_Data rows_:

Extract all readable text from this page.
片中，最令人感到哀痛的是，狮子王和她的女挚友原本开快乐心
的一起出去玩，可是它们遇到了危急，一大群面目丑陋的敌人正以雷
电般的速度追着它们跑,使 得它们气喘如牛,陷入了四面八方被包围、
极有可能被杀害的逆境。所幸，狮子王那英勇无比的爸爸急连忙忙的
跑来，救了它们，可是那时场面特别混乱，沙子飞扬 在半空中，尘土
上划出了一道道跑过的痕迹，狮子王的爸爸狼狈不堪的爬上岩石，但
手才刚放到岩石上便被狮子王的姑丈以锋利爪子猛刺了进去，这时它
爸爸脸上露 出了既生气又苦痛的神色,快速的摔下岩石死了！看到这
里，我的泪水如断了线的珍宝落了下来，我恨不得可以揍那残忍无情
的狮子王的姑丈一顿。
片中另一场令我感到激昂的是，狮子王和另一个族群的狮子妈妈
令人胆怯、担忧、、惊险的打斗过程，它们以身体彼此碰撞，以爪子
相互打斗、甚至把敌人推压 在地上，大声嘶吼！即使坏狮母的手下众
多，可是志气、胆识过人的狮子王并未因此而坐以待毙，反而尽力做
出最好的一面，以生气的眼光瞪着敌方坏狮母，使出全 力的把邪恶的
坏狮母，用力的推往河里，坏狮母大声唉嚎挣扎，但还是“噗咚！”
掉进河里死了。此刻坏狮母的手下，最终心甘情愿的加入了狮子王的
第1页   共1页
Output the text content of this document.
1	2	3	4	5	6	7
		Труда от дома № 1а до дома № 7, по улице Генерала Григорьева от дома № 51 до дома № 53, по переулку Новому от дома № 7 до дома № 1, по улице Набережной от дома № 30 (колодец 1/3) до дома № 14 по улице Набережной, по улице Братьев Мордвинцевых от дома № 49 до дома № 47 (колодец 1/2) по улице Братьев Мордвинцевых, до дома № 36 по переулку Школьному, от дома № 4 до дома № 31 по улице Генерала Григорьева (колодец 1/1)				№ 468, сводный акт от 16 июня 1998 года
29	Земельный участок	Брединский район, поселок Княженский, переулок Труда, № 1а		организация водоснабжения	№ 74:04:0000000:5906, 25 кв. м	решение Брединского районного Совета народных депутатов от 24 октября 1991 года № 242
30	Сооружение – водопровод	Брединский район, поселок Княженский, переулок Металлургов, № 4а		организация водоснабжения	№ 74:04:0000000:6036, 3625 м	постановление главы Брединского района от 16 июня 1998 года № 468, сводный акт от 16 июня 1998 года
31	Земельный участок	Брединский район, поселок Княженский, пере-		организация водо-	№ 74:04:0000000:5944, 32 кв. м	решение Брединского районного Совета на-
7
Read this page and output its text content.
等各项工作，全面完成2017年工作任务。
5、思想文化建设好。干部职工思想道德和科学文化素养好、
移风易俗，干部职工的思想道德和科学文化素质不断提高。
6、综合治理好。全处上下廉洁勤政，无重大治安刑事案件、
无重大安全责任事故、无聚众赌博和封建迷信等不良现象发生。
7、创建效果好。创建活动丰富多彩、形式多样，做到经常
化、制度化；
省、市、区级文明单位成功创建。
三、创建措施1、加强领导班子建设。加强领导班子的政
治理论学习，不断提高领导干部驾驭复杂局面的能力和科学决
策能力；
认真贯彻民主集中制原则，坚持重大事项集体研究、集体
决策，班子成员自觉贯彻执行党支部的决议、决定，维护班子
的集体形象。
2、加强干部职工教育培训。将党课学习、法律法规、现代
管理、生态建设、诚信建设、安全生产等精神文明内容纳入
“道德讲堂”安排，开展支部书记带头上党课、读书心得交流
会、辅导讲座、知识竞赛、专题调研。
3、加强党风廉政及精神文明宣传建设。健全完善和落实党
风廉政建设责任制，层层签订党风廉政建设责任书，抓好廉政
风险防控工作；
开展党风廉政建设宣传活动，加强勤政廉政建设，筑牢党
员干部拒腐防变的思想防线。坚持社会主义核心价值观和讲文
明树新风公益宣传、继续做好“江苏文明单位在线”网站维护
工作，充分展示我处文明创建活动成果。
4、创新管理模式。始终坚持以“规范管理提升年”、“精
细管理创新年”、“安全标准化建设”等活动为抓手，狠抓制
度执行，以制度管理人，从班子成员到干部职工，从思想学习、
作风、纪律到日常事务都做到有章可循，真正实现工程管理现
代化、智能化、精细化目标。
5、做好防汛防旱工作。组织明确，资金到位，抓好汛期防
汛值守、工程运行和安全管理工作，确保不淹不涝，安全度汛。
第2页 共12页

_Exercise objective_: Copy every line of the records word for word.

_Problem solution_:
Extract all readable text from this page.
片中，最令人感到哀痛的是，狮子王和她的女挚友原本开快乐心
的一起出去玩，可是它们遇到了危急，一大群面目丑陋的敌人正以雷
电般的速度追着它们跑,使 得它们气喘如牛,陷入了四面八方被包围、
极有可能被杀害的逆境。所幸，狮子王那英勇无比的爸爸急连忙忙的
跑来，救了它们，可是那时场面特别混乱，沙子飞扬 在半空中，尘土
上划出了一道道跑过的痕迹，狮子王的爸爸狼狈不堪的爬上岩石，但
手才刚放到岩石上便被狮子王的姑丈以锋利爪子猛刺了进去，这时它
爸爸脸上露 出了既生气又苦痛的神色,快速的摔下岩石死了！看到这
里，我的泪水如断了线的珍宝落了下来，我恨不得可以揍那残忍无情
的狮子王的姑丈一顿。
片中另一场令我感到激昂的是，狮子王和另一个族群的狮子妈妈
令人胆怯、担忧、、惊险的打斗过程，它们以身体彼此碰撞，以爪子
相互打斗、甚至把敌人推压 在地上，大声嘶吼！即使坏狮母的手下众
多，可是志气、胆识过人的狮子王并未因此而坐以待毙，反而尽力做
出最好的一面，以生气的眼光瞪着敌方坏狮母，使出全 力的把邪恶的
坏狮母，用力的推往河里，坏狮母大声唉嚎挣扎，但还是“噗咚！”
掉进河里死了。此刻坏狮母的手下，最终心甘情愿的加入了狮子王的
第1页   共1页
Output the text content of this document.
1	2	3	4	5	6	7
		Труда от дома № 1а до дома № 7, по улице Генерала Григорьева от дома № 51 до дома № 53, по переулку Новому от дома № 7 до дома № 1, по улице Набережной от дома № 30 (колодец 1/3) до дома № 14 по улице Набережной, по улице Братьев Мордвинцевых от дома № 49 до дома № 47 (колодец 1/2) по улице Братьев Мордвинцевых, до дома № 36 по переулку Школьному, от дома № 4 до дома № 31 по улице Генерала Григорьева (колодец 1/1)				№ 468, сводный акт от 16 июня 1998 года
29	Земельный участок	Брединский район, поселок Княженский, переулок Труда, № 1а		организация водоснабжения	№ 74:04:0000000:5906, 25 кв. м	решение Брединского районного Совета народных депутатов от 24 октября 1991 года № 242
30	Сооружение – водопровод	Брединский район, поселок Княженский, переулок Металлургов, № 4а		организация водоснабжения	№ 74:04:0000000:6036, 3625 м	постановление главы Брединского района от 16 июня 1998 года № 468, сводный акт от 16 июня 1998 года
31	Земельный участок	Брединский район, поселок Княженский, пере-		организация водо-	№ 74:04:0000000:5944, 32 кв. м	решение Брединского районного Совета на-
7
Read this page and output its text content.
等各项工作，全面完成2017年工作任务。
5、思想文化建设好。干部职工思想道德和科学文化素养好、
移风易俗，干部职工的思想道德和科学文化素质不断提高。
6、综合治理好。全处上下廉洁勤政，无重大治安刑事案件、
无重大安全责任事故、无聚众赌博和封建迷信等不良现象发生。
7、创建效果好。创建活动丰富多彩、形式多样，做到经常
化、制度化；
省、市、区级文明单位成功创建。
三、创建措施1、加强领导班子建设。加强领导班子的政
治理论学习，不断提高领导干部驾驭复杂局面的能力和科学决
策能力；
认真贯彻民主集中制原则，坚持重大事项集体研究、集体
决策，班子成员自觉贯彻执行党支部的决议、决定，维护班子
的集体形象。
2、加强干部职工教育培训。将党课学习、法律法规、现代
管理、生态建设、诚信建设、安全生产等精神文明内容纳入
“道德讲堂”安排，开展支部书记带头上党课、读书心得交流
会、辅导讲座、知识竞赛、专题调研。
3、加强党风廉政及精神文明宣传建设。健全完善和落实党
风廉政建设责任制，层层签订党风廉政建设责任书，抓好廉政
风险防控工作；
开展党风廉政建设宣传活动，加强勤政廉政建设，筑牢党
员干部拒腐防变的思想防线。坚持社会主义核心价值观和讲文
明树新风公益宣传、继续做好“江苏文明单位在线”网站维护
工作，充分展示我处文明创建活动成果。
4、创新管理模式。始终坚持以“规范管理提升年”、“精
细管理创新年”、“安全标准化建设”等活动为抓手，狠抓制
度执行，以制度管理人，从班子成员到干部职工，从思想学习、
作风、纪律到日常事务都做到有章可循，真正实现工程管理现
代化、智能化、精细化目标。
5、做好防汛防旱工作。组织明确，资金到位，抓好汛期防
汛值守、工程运行和安全管理工作，确保不淹不涝，安全度汛。
第2页 共12页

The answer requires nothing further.